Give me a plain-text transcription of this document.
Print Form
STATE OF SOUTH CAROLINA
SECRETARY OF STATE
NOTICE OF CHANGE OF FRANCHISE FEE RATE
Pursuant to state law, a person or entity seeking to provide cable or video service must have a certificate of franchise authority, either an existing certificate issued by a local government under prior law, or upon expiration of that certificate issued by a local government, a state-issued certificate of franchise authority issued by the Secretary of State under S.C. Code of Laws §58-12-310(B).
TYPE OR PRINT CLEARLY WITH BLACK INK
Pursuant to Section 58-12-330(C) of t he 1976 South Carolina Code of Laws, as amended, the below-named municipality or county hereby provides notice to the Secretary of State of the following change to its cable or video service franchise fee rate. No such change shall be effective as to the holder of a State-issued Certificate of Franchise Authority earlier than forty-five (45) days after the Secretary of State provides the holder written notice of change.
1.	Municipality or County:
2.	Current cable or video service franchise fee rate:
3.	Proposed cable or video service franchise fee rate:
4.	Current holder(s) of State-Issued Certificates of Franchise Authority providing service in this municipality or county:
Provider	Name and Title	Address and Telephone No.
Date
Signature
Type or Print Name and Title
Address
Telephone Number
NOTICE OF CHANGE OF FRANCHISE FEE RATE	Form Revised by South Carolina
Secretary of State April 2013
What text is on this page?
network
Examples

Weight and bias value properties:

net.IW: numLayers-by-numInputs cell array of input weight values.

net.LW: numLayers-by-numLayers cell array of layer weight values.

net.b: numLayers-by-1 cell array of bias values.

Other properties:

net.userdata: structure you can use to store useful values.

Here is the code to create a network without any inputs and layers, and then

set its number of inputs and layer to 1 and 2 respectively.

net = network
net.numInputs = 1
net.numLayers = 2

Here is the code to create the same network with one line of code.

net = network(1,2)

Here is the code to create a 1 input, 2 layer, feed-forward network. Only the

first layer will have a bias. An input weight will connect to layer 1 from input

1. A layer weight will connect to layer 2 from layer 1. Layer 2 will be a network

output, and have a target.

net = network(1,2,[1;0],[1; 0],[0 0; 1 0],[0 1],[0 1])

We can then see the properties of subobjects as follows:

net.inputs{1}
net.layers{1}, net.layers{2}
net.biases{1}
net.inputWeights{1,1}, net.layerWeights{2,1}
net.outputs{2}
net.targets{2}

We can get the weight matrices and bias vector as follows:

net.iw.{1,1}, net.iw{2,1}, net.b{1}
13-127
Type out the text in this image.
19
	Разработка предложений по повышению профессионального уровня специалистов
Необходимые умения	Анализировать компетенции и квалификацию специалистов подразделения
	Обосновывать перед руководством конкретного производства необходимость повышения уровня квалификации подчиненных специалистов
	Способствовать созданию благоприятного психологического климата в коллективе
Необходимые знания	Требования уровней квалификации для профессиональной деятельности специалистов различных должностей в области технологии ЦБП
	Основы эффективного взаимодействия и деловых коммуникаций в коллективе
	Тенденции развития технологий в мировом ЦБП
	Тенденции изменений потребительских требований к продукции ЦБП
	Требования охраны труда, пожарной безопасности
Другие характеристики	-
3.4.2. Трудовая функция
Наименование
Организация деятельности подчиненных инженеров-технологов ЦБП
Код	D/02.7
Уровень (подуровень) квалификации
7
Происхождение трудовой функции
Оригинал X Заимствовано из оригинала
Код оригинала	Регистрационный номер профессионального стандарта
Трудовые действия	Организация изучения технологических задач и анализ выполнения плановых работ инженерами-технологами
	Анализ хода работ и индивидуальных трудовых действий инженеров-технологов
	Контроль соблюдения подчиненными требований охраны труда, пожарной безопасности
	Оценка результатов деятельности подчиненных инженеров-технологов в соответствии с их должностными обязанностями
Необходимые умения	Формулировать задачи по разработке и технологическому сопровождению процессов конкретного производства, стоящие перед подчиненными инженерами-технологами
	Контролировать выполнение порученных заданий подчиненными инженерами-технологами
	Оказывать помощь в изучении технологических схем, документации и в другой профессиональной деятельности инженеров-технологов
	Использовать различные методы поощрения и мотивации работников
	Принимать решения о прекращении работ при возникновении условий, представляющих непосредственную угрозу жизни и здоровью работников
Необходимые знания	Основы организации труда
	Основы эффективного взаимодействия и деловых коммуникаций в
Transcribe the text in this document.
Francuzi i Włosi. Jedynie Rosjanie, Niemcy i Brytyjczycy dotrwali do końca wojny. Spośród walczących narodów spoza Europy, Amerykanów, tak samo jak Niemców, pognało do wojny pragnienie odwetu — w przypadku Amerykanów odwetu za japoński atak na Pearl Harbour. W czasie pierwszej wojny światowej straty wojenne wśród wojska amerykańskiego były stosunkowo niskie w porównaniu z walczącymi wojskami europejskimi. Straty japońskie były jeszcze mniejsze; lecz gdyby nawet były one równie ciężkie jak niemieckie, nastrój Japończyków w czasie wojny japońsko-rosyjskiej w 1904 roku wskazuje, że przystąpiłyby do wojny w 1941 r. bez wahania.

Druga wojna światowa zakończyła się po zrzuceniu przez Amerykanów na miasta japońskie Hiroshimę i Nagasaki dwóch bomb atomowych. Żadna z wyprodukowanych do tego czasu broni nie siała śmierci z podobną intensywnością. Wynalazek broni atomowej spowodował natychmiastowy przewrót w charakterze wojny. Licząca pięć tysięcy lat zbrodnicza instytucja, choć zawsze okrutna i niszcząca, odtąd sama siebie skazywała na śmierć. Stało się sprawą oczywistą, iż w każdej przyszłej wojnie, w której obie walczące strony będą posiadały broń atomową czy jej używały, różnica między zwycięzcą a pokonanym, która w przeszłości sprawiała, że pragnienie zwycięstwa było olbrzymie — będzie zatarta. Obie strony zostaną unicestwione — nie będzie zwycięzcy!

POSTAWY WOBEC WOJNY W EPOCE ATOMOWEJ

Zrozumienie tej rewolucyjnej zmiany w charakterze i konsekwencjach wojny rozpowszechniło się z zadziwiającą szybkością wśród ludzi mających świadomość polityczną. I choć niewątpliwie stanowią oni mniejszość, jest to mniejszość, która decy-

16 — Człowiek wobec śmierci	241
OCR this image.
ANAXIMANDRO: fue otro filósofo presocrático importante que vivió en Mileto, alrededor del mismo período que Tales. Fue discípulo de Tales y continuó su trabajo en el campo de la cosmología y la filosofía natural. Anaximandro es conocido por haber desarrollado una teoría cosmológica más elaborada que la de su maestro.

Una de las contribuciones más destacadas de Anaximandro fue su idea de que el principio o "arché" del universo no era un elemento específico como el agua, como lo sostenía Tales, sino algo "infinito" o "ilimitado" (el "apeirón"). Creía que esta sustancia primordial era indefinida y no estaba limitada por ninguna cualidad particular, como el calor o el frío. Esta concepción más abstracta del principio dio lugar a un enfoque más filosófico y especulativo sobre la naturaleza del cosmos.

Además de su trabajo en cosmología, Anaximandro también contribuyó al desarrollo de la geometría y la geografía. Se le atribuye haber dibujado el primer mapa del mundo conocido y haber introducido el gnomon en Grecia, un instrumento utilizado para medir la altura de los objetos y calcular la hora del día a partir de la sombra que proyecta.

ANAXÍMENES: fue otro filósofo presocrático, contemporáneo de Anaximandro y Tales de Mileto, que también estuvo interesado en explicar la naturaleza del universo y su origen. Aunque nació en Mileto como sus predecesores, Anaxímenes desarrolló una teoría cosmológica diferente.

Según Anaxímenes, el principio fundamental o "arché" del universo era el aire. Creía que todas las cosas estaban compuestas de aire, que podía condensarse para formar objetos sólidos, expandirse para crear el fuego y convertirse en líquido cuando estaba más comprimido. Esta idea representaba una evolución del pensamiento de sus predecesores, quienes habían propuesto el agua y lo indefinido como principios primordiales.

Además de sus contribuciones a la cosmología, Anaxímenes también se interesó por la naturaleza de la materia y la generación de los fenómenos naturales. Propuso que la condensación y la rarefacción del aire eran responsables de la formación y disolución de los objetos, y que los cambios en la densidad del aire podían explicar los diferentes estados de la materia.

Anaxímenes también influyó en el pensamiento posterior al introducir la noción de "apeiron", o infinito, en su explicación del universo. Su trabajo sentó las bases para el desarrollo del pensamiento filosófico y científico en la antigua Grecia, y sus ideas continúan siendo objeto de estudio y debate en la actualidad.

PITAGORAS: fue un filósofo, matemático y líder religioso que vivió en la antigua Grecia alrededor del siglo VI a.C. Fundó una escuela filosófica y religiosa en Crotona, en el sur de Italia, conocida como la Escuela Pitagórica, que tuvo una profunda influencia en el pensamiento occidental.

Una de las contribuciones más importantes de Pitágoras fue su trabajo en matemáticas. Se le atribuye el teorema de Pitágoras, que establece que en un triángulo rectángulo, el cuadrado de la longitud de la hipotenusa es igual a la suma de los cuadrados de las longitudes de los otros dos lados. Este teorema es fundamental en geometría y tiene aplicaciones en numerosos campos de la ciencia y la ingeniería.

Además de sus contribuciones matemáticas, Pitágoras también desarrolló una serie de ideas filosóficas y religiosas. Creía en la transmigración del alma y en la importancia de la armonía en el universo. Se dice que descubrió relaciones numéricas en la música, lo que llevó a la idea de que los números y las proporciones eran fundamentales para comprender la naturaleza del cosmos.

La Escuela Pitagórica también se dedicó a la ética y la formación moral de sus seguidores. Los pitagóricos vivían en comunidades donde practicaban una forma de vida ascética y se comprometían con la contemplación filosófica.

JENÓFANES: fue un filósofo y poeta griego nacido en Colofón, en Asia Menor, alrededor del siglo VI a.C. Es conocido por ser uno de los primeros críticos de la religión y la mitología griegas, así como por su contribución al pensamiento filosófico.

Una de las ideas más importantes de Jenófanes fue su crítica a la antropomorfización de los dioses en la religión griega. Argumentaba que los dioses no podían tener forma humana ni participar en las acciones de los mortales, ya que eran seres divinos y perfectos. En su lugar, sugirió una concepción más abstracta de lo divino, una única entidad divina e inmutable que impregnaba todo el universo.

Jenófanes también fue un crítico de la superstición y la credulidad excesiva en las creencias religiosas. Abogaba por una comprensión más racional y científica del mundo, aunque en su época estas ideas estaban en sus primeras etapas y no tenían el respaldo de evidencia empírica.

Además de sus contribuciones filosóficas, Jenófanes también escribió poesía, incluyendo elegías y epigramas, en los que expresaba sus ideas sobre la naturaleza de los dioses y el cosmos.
+ + + + + + +
*WHAT TO PRODUCE*. Provide the number of lines in these entries that hold the word "document", without any accompanying text.

*ANSWER TO THIS TASK*. 2